**Short exercise:** Locate the string "sepal" in the records below. Copy every line where it occurs.

Figure collection entries
----

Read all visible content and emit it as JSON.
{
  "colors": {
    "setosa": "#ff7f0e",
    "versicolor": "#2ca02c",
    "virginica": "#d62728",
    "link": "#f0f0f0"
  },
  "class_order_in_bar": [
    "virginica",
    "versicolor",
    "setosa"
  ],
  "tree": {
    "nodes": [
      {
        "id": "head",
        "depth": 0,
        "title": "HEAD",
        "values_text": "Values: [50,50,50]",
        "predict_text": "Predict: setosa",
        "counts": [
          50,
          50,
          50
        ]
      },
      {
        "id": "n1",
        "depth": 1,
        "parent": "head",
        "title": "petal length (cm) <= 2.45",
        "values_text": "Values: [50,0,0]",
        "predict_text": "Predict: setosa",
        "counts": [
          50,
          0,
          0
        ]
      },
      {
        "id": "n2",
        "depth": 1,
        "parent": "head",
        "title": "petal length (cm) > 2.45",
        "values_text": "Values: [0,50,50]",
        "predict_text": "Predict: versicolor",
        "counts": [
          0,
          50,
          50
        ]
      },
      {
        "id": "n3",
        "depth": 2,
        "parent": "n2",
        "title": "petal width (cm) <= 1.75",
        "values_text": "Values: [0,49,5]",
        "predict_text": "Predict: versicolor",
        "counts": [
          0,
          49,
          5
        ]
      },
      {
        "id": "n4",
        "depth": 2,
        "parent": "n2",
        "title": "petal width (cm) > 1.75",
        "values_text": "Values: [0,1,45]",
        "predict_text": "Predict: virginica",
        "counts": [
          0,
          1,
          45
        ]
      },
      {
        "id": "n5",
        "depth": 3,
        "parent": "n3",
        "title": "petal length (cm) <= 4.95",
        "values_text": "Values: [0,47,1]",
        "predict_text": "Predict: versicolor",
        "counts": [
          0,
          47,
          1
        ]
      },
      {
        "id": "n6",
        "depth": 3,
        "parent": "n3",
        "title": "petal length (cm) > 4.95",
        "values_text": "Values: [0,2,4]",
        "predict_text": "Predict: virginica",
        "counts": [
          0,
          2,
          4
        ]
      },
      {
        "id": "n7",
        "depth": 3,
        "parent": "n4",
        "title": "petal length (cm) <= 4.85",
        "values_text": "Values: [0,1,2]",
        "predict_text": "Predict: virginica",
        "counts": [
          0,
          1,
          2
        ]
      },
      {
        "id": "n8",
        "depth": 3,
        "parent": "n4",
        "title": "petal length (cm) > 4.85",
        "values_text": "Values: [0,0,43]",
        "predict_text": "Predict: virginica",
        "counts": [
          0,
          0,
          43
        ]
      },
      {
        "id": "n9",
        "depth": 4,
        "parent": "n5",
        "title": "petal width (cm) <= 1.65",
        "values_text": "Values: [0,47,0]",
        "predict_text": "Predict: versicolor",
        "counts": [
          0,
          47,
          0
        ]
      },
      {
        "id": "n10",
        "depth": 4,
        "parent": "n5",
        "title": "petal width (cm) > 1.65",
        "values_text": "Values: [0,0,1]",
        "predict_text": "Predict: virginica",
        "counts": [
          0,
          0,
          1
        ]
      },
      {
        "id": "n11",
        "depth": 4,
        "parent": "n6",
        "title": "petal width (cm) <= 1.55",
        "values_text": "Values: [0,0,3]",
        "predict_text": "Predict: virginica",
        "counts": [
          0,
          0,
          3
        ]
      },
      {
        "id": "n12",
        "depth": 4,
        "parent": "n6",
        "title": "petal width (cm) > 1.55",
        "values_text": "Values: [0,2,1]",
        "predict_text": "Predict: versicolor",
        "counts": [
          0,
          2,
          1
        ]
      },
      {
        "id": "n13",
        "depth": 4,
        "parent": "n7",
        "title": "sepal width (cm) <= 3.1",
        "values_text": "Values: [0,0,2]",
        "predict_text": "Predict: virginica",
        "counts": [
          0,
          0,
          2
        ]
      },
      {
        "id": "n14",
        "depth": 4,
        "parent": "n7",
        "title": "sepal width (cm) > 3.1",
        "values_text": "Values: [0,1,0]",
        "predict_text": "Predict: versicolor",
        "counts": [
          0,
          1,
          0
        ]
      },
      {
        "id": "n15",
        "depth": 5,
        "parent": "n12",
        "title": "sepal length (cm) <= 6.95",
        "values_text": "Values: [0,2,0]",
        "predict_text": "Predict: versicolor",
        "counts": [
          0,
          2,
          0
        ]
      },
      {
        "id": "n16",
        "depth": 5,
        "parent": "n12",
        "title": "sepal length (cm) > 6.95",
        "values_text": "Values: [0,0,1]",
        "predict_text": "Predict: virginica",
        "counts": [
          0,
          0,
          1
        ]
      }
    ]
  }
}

----

**Worked solution:**
        "title": "sepal width (cm) <= 3.1",
        "title": "sepal width (cm) > 3.1",
        "title": "sepal length (cm) <= 6.95",
        "title": "sepal length (cm) > 6.95",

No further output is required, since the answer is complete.